───── Extracted data

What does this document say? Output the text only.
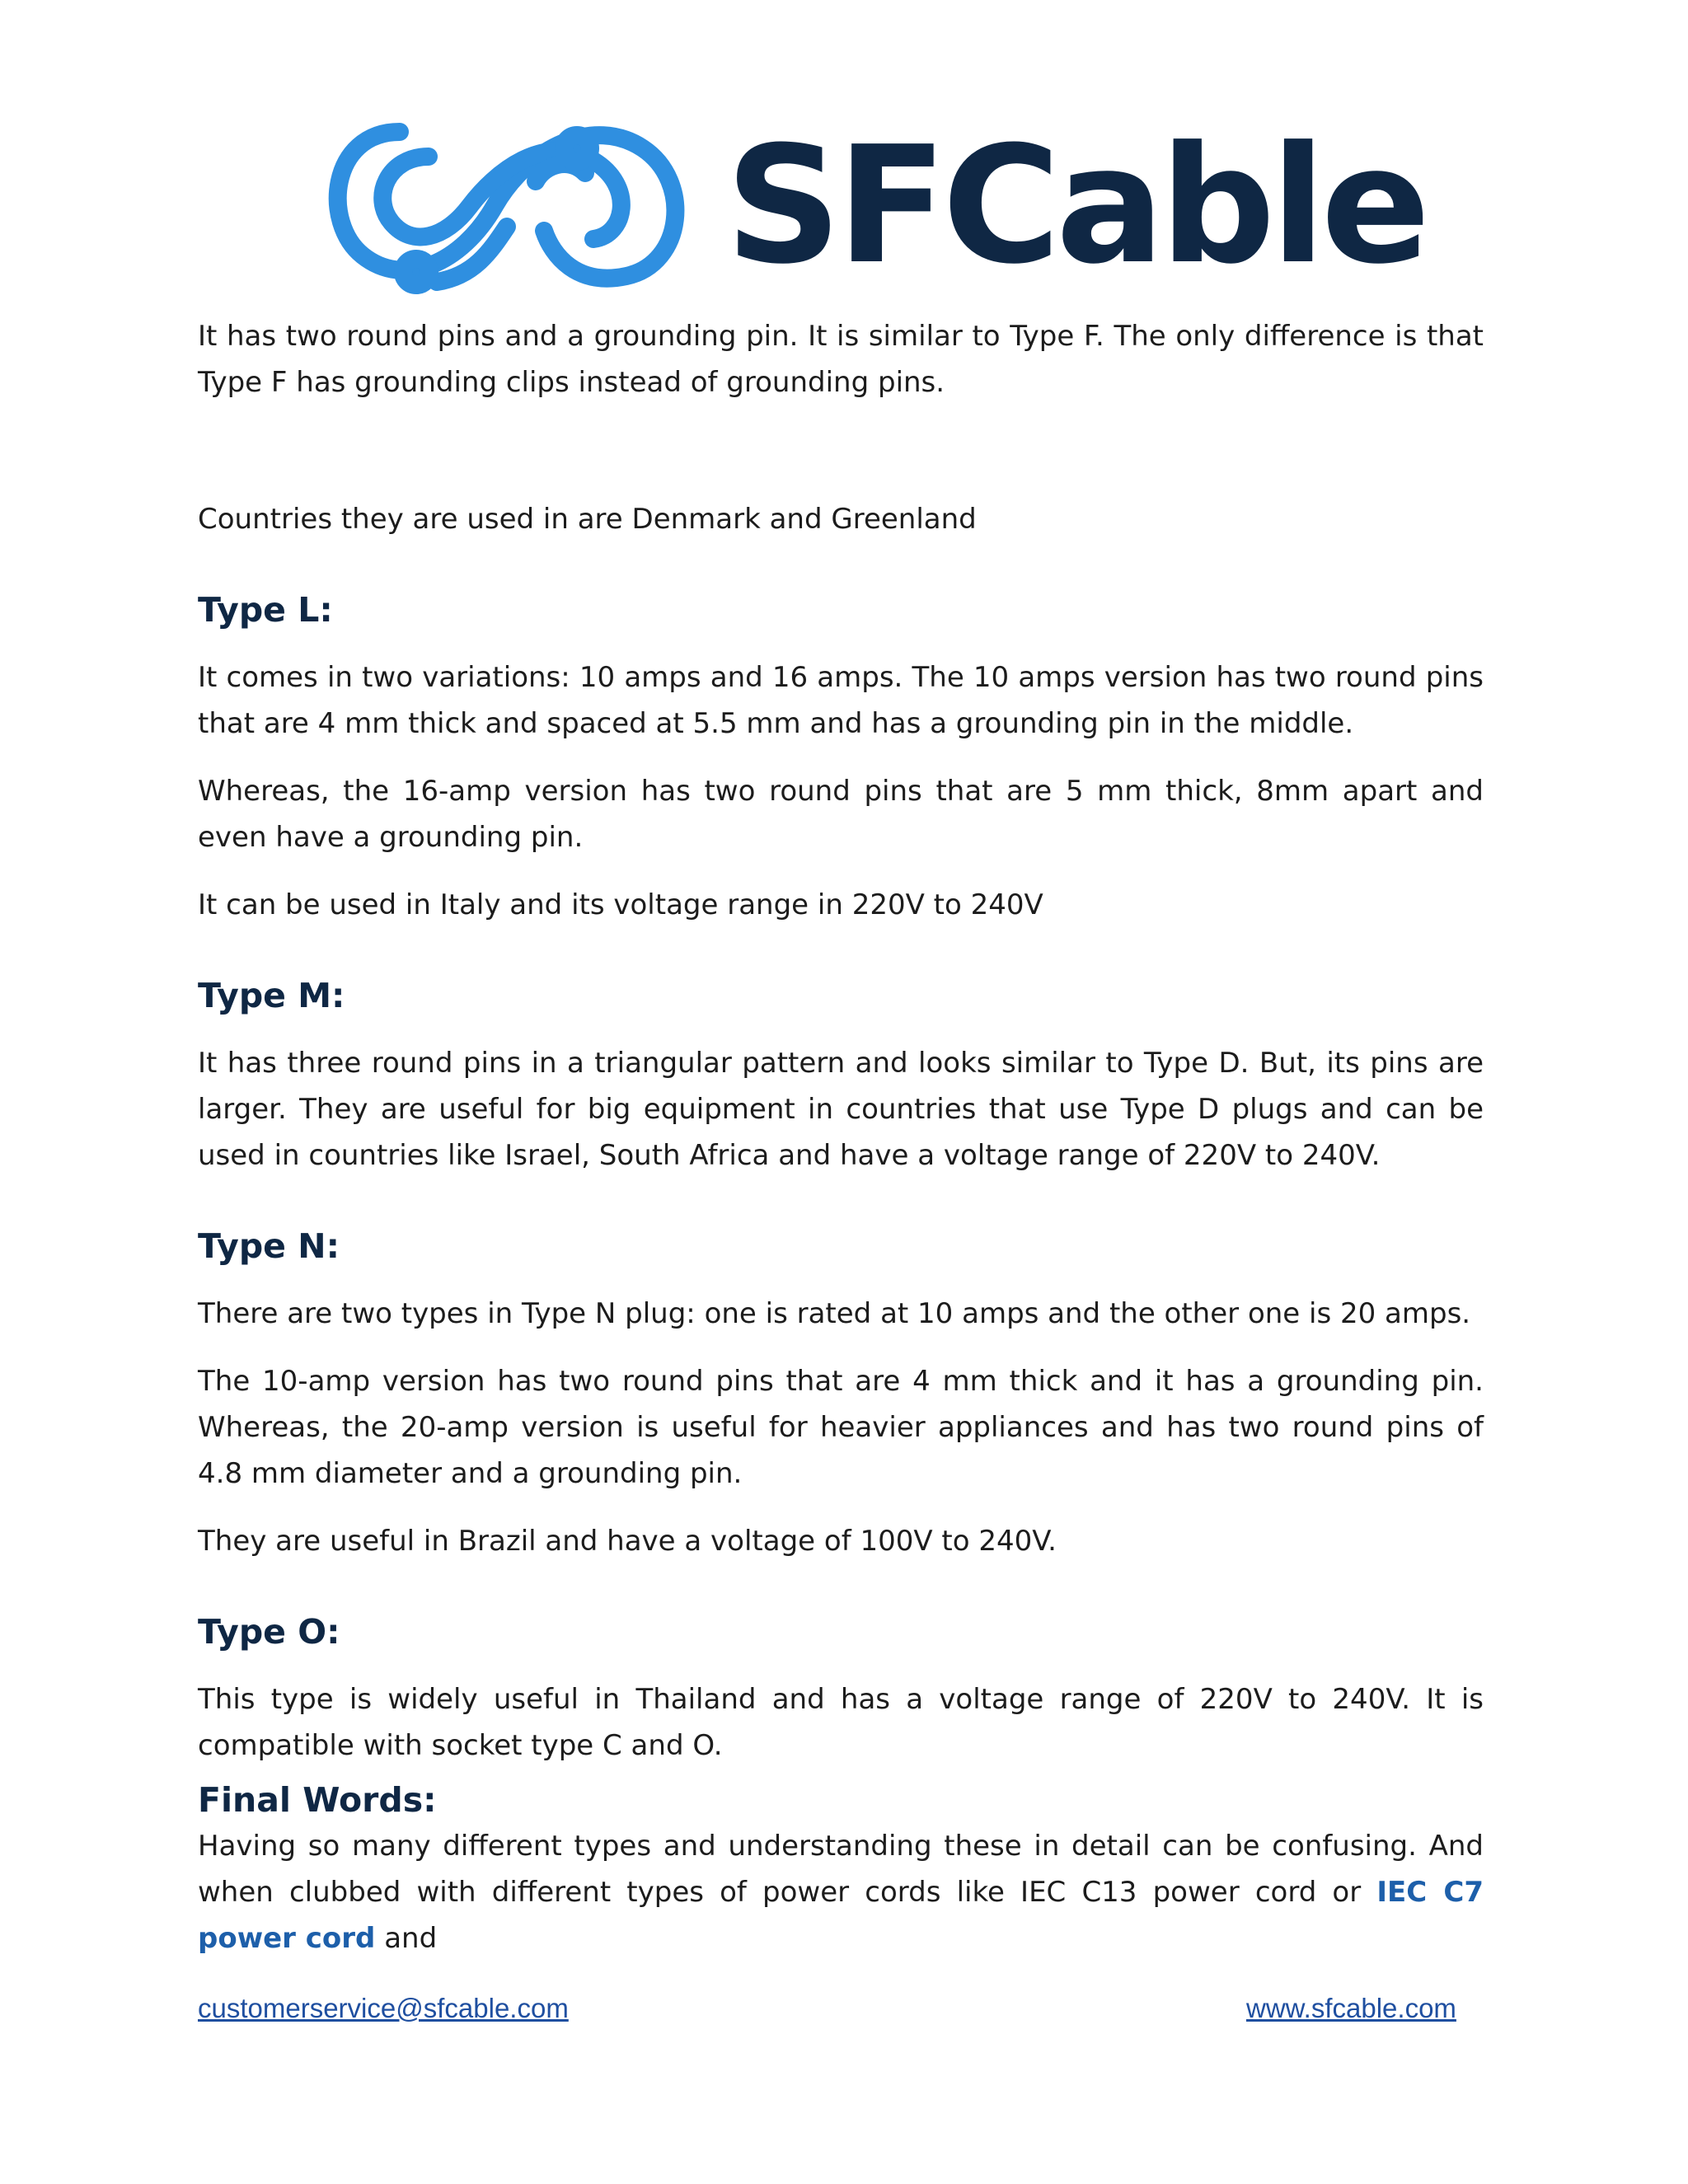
SFCable

It has two round pins and a grounding pin. It is similar to Type F. The only difference is that Type F has grounding clips instead of grounding pins.

Countries they are used in are Denmark and Greenland

Type L:

It comes in two variations: 10 amps and 16 amps. The 10 amps version has two round pins that are 4 mm thick and spaced at 5.5 mm and has a grounding pin in the middle.

Whereas, the 16-amp version has two round pins that are 5 mm thick, 8mm apart and even have a grounding pin.

It can be used in Italy and its voltage range in 220V to 240V

Type M:

It has three round pins in a triangular pattern and looks similar to Type D. But, its pins are larger. They are useful for big equipment in countries that use Type D plugs and can be used in countries like Israel, South Africa and have a voltage range of 220V to 240V.

Type N:

There are two types in Type N plug: one is rated at 10 amps and the other one is 20 amps.

The 10-amp version has two round pins that are 4 mm thick and it has a grounding pin. Whereas, the 20-amp version is useful for heavier appliances and has two round pins of 4.8 mm diameter and a grounding pin.

They are useful in Brazil and have a voltage of 100V to 240V.

Type O:

This type is widely useful in Thailand and has a voltage range of 220V to 240V. It is compatible with socket type C and O.

Final Words:

Having so many different types and understanding these in detail can be confusing. And when clubbed with different types of power cords like IEC C13 power cord or IEC C7 power cord and

customerservice@sfcable.com	www.sfcable.com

──────────

_Stated exercise:_
From the listing, extract all text exactly as given and drop any picture.

_Task result:_
What does this document say? Output the text only.
SFCable

It has two round pins and a grounding pin. It is similar to Type F. The only difference is that Type F has grounding clips instead of grounding pins.

Countries they are used in are Denmark and Greenland

Type L:

It comes in two variations: 10 amps and 16 amps. The 10 amps version has two round pins that are 4 mm thick and spaced at 5.5 mm and has a grounding pin in the middle.

Whereas, the 16-amp version has two round pins that are 5 mm thick, 8mm apart and even have a grounding pin.

It can be used in Italy and its voltage range in 220V to 240V

Type M:

It has three round pins in a triangular pattern and looks similar to Type D. But, its pins are larger. They are useful for big equipment in countries that use Type D plugs and can be used in countries like Israel, South Africa and have a voltage range of 220V to 240V.

Type N:

There are two types in Type N plug: one is rated at 10 amps and the other one is 20 amps.

The 10-amp version has two round pins that are 4 mm thick and it has a grounding pin. Whereas, the 20-amp version is useful for heavier appliances and has two round pins of 4.8 mm diameter and a grounding pin.

They are useful in Brazil and have a voltage of 100V to 240V.

Type O:

This type is widely useful in Thailand and has a voltage range of 220V to 240V. It is compatible with socket type C and O.

Final Words:

Having so many different types and understanding these in detail can be confusing. And when clubbed with different types of power cords like IEC C13 power cord or IEC C7 power cord and

customerservice@sfcable.com	www.sfcable.com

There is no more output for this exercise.